Data items:
= = =

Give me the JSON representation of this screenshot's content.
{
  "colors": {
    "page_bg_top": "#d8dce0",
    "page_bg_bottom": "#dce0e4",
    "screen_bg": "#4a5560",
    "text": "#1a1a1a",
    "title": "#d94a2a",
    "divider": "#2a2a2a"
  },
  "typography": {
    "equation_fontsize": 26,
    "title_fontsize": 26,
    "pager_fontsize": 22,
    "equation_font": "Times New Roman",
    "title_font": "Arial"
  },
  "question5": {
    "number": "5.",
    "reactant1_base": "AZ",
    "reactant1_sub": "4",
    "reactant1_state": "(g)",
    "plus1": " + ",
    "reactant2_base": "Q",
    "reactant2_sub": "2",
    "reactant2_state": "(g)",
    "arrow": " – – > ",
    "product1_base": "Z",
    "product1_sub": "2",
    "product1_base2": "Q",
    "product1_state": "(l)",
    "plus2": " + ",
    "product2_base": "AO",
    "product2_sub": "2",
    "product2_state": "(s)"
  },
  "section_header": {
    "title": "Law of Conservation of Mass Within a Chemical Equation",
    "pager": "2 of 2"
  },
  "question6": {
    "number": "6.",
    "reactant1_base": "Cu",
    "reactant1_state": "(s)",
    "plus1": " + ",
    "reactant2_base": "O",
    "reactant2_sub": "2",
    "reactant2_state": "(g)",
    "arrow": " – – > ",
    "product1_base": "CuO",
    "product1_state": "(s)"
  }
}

= = =

Print the records above exactly as they appear.

Solution below:
Give me the JSON representation of this screenshot's content.
{
  "colors": {
    "page_bg_top": "#d8dce0",
    "page_bg_bottom": "#dce0e4",
    "screen_bg": "#4a5560",
    "text": "#1a1a1a",
    "title": "#d94a2a",
    "divider": "#2a2a2a"
  },
  "typography": {
    "equation_fontsize": 26,
    "title_fontsize": 26,
    "pager_fontsize": 22,
    "equation_font": "Times New Roman",
    "title_font": "Arial"
  },
  "question5": {
    "number": "5.",
    "reactant1_base": "AZ",
    "reactant1_sub": "4",
    "reactant1_state": "(g)",
    "plus1": " + ",
    "reactant2_base": "Q",
    "reactant2_sub": "2",
    "reactant2_state": "(g)",
    "arrow": " – – > ",
    "product1_base": "Z",
    "product1_sub": "2",
    "product1_base2": "Q",
    "product1_state": "(l)",
    "plus2": " + ",
    "product2_base": "AO",
    "product2_sub": "2",
    "product2_state": "(s)"
  },
  "section_header": {
    "title": "Law of Conservation of Mass Within a Chemical Equation",
    "pager": "2 of 2"
  },
  "question6": {
    "number": "6.",
    "reactant1_base": "Cu",
    "reactant1_state": "(s)",
    "plus1": " + ",
    "reactant2_base": "O",
    "reactant2_sub": "2",
    "reactant2_state": "(g)",
    "arrow": " – – > ",
    "product1_base": "CuO",
    "product1_state": "(s)"
  }
}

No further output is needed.